_The data_:

"""

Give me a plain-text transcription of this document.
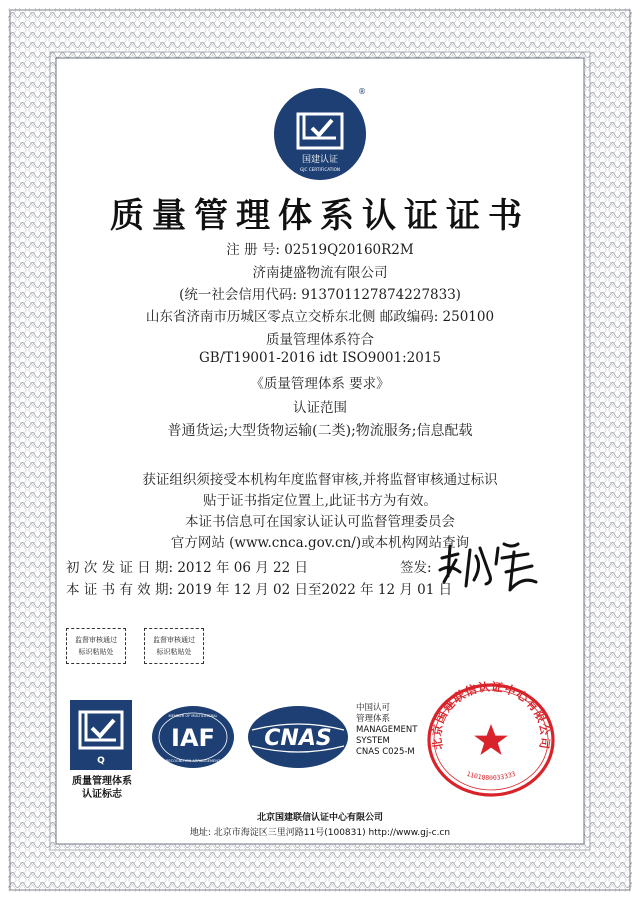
国建认证
GJC CERTIFICATION
®
质量管理体系认证证书
注 册 号: 02519Q20160R2M
济南捷盛物流有限公司
(统一社会信用代码: 91370112787422783З)
山东省济南市历城区零点立交桥东北侧 邮政编码: 250100
质量管理体系符合
GB/T19001-2016 idt ISO9001:2015
《质量管理体系 要求》
认证范围
普通货运;大型货物运输(二类);物流服务;信息配载
获证组织须接受本机构年度监督审核,并将监督审核通过标识
贴于证书指定位置上,此证书方为有效。
本证书信息可在国家认证认可监督管理委员会
官方网站 (www.cnca.gov.cn/)或本机构网站查询
初 次 发 证 日 期: 2012 年 06 月 22 日
本 证 书 有 效 期: 2019 年 12 月 02 日至2022 年 12 月 01 日
签发:
监督审核通过
标识粘贴处
监督审核通过
标识粘贴处
Q
质量管理体系
认证标志
IAF
MEMBER OF MULTILATERAL
RECOGNITION ARRANGEMENT
CNAS
中国认可
管理体系
MANAGEMENT
SYSTEM
CNAS C025-M
北京国建联信认证中心有限公司
1101080033333
北京国建联信认证中心有限公司
地址: 北京市海淀区三里河路11号(100831) http://www.gj-c.cn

"""

_Directive_:
Could you repeat all of the material exactly? Pictures should not be copied.

_Full solution_:
Give me a plain-text transcription of this document.
国建认证
GJC CERTIFICATION
®
质量管理体系认证证书
注 册 号: 02519Q20160R2M
济南捷盛物流有限公司
(统一社会信用代码: 91370112787422783З)
山东省济南市历城区零点立交桥东北侧 邮政编码: 250100
质量管理体系符合
GB/T19001-2016 idt ISO9001:2015
《质量管理体系 要求》
认证范围
普通货运;大型货物运输(二类);物流服务;信息配载
获证组织须接受本机构年度监督审核,并将监督审核通过标识
贴于证书指定位置上,此证书方为有效。
本证书信息可在国家认证认可监督管理委员会
官方网站 (www.cnca.gov.cn/)或本机构网站查询
初 次 发 证 日 期: 2012 年 06 月 22 日
本 证 书 有 效 期: 2019 年 12 月 02 日至2022 年 12 月 01 日
签发:
监督审核通过
标识粘贴处
监督审核通过
标识粘贴处
Q
质量管理体系
认证标志
IAF
MEMBER OF MULTILATERAL
RECOGNITION ARRANGEMENT
CNAS
中国认可
管理体系
MANAGEMENT
SYSTEM
CNAS C025-M
北京国建联信认证中心有限公司
1101080033333
北京国建联信认证中心有限公司
地址: 北京市海淀区三里河路11号(100831) http://www.gj-c.cn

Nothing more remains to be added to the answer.